**Task goal**
Could you print every record below exactly as it appears?

**Dataset records**
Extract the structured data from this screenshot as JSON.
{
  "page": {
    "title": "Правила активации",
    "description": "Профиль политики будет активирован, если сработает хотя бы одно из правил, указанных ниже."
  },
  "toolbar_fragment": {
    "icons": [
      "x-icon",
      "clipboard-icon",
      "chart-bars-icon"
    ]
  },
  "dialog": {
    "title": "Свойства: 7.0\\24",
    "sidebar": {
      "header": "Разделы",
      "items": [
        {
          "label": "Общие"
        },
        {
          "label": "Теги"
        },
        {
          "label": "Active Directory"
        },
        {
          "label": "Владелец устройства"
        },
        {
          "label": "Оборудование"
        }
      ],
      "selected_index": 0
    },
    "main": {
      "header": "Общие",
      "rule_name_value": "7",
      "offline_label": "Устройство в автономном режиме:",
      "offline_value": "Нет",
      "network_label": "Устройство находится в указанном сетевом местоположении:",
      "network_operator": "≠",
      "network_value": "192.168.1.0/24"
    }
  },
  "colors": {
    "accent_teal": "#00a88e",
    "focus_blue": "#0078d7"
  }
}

**Task result**
Extract the structured data from this screenshot as JSON.
{
  "page": {
    "title": "Правила активации",
    "description": "Профиль политики будет активирован, если сработает хотя бы одно из правил, указанных ниже."
  },
  "toolbar_fragment": {
    "icons": [
      "x-icon",
      "clipboard-icon",
      "chart-bars-icon"
    ]
  },
  "dialog": {
    "title": "Свойства: 7.0\\24",
    "sidebar": {
      "header": "Разделы",
      "items": [
        {
          "label": "Общие"
        },
        {
          "label": "Теги"
        },
        {
          "label": "Active Directory"
        },
        {
          "label": "Владелец устройства"
        },
        {
          "label": "Оборудование"
        }
      ],
      "selected_index": 0
    },
    "main": {
      "header": "Общие",
      "rule_name_value": "7",
      "offline_label": "Устройство в автономном режиме:",
      "offline_value": "Нет",
      "network_label": "Устройство находится в указанном сетевом местоположении:",
      "network_operator": "≠",
      "network_value": "192.168.1.0/24"
    }
  },
  "colors": {
    "accent_teal": "#00a88e",
    "focus_blue": "#0078d7"
  }
}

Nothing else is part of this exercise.